Extracted records
--------------------

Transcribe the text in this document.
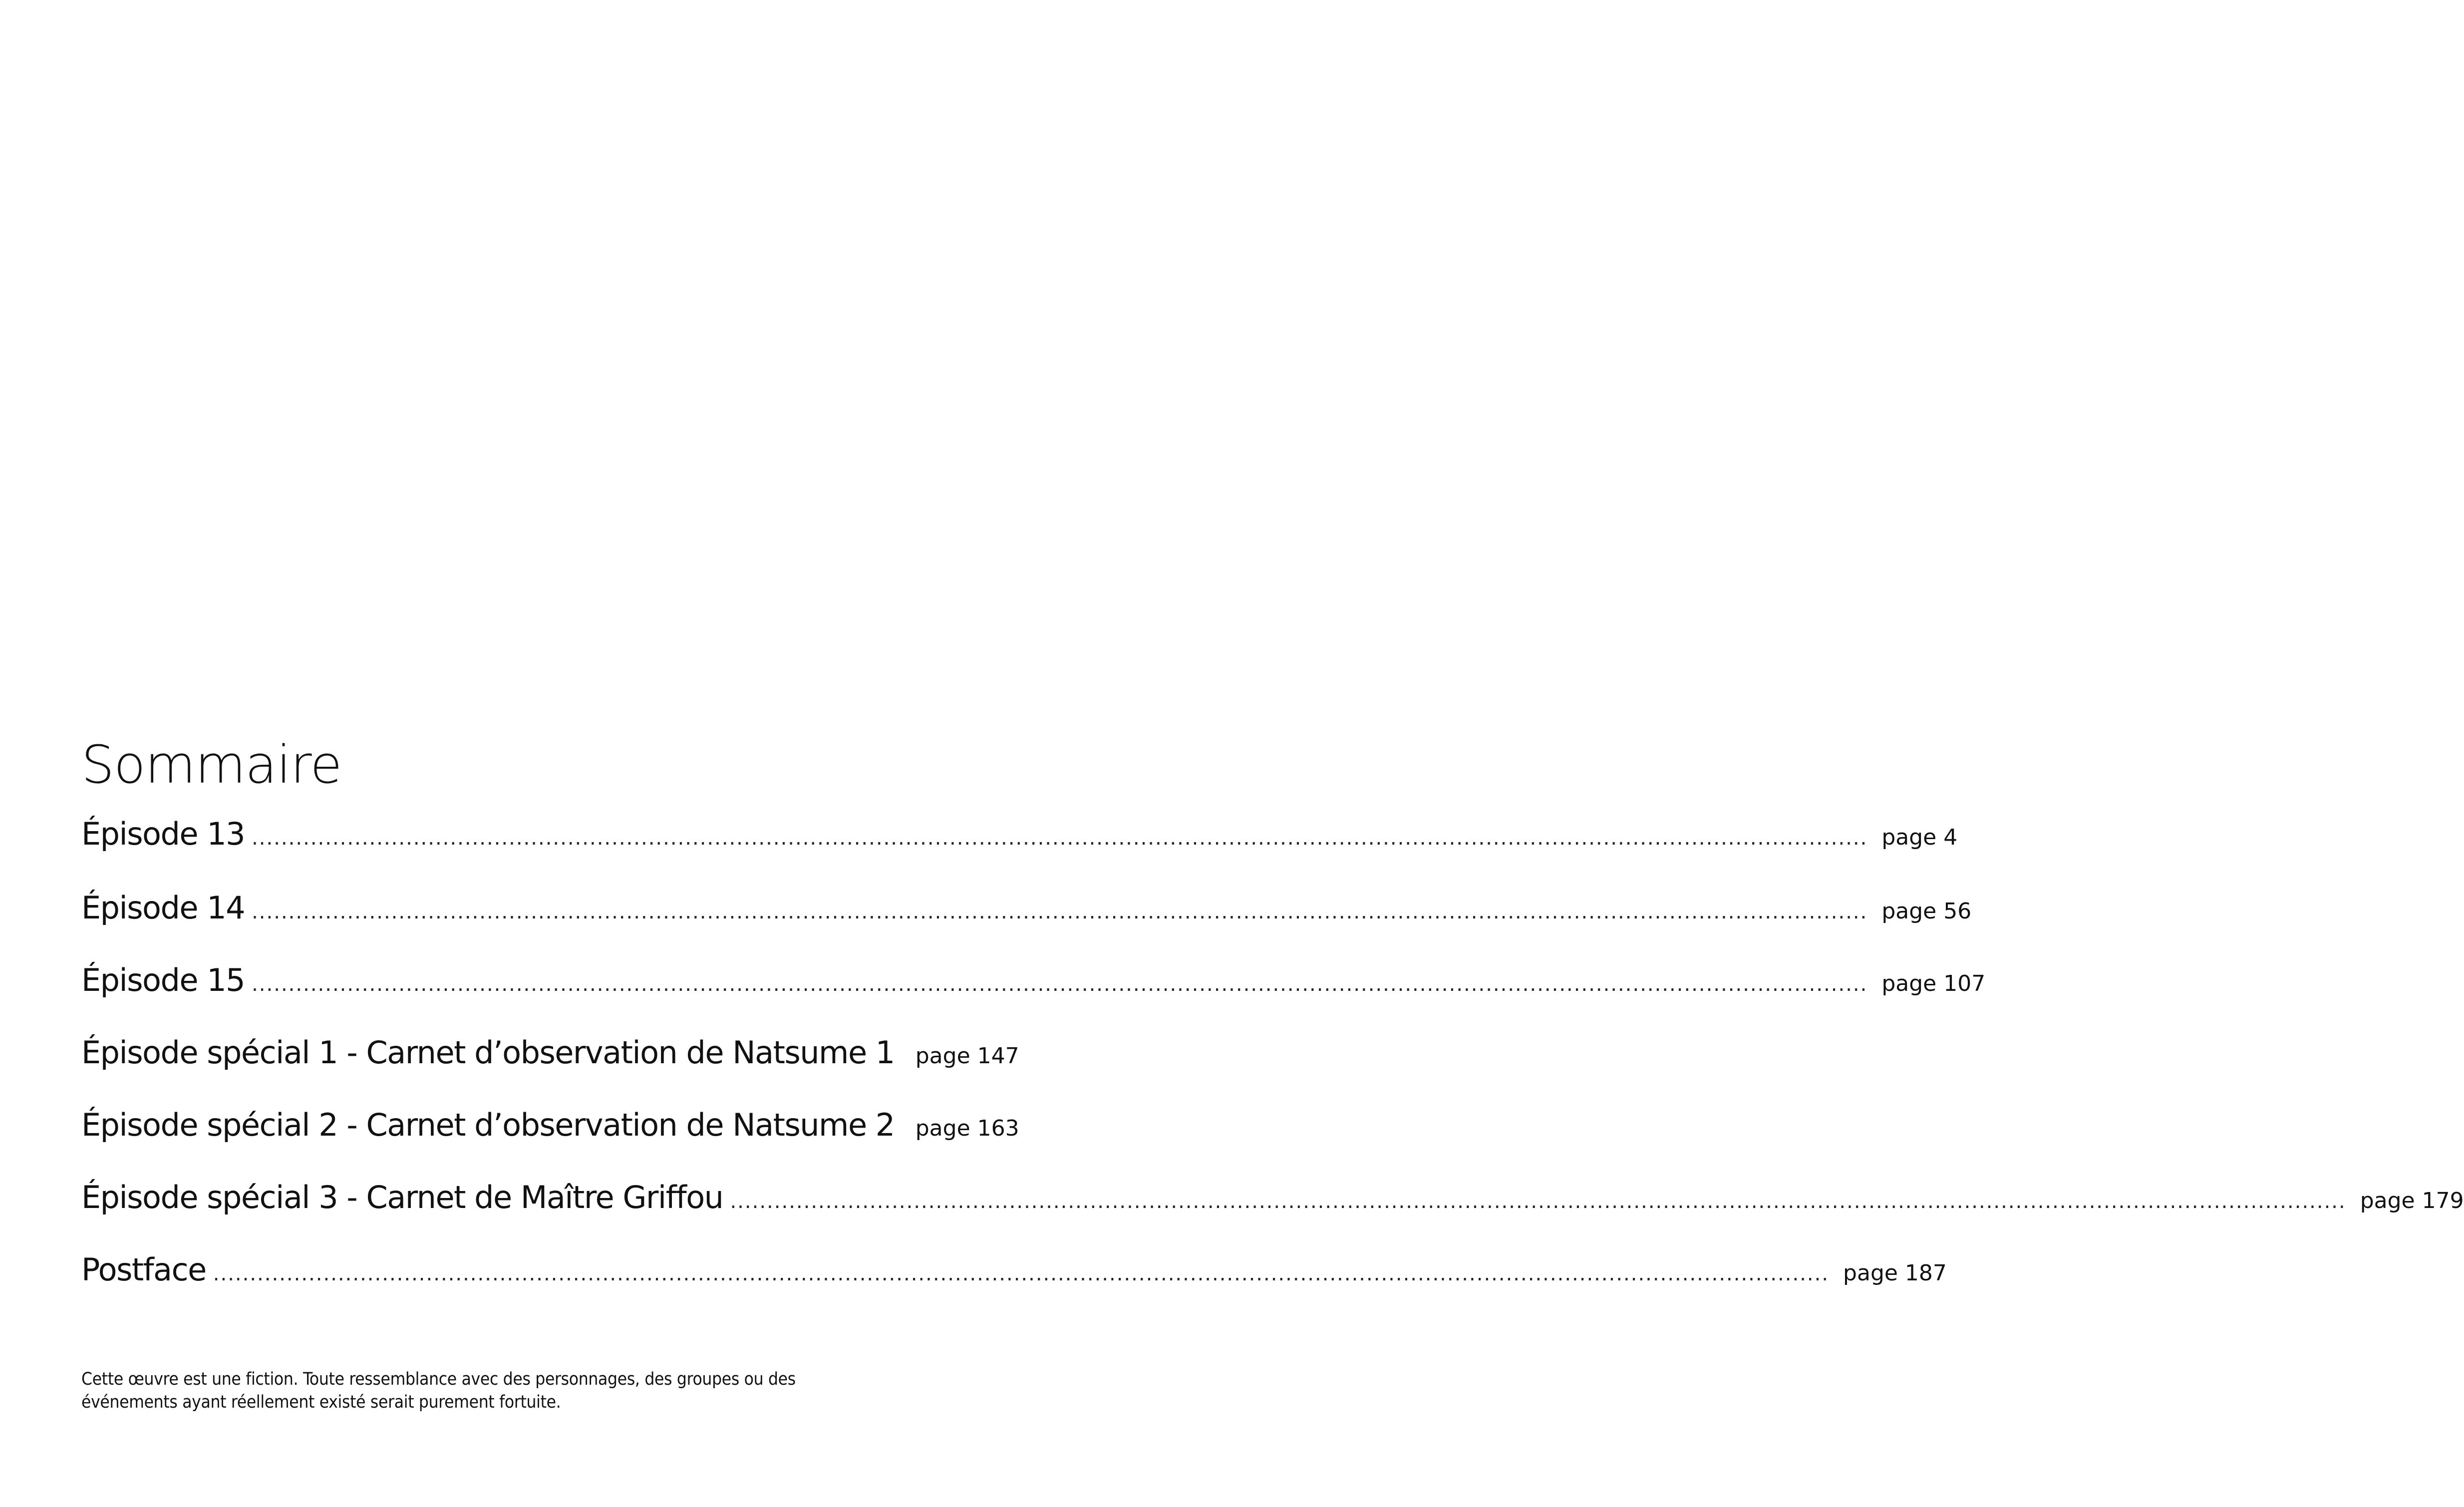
Sommaire
Épisode 13 ............................................................................................................................................................................................................................ page 4
Épisode 14 ............................................................................................................................................................................................................................ page 56
Épisode 15 ............................................................................................................................................................................................................................ page 107
Épisode spécial 1 - Carnet d’observation de Natsume 1 page 147
Épisode spécial 2 - Carnet d’observation de Natsume 2 page 163
Épisode spécial 3 - Carnet de Maître Griffou ............................................................................................................................................................................................................................ page 179
Postface ............................................................................................................................................................................................................................ page 187

Cette œuvre est une fiction. Toute ressemblance avec des personnages, des groupes ou des
événements ayant réellement existé serait purement fortuite.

--------------------

# [TASK BRIEF]
Transcribe the records above exactly, omitting every picture they contain.

# [SOLUTION TO THIS TASK]
Transcribe the text in this document.
Sommaire
Épisode 13 ............................................................................................................................................................................................................................ page 4
Épisode 14 ............................................................................................................................................................................................................................ page 56
Épisode 15 ............................................................................................................................................................................................................................ page 107
Épisode spécial 1 - Carnet d’observation de Natsume 1 page 147
Épisode spécial 2 - Carnet d’observation de Natsume 2 page 163
Épisode spécial 3 - Carnet de Maître Griffou ............................................................................................................................................................................................................................ page 179
Postface ............................................................................................................................................................................................................................ page 187

Cette œuvre est une fiction. Toute ressemblance avec des personnages, des groupes ou des
événements ayant réellement existé serait purement fortuite.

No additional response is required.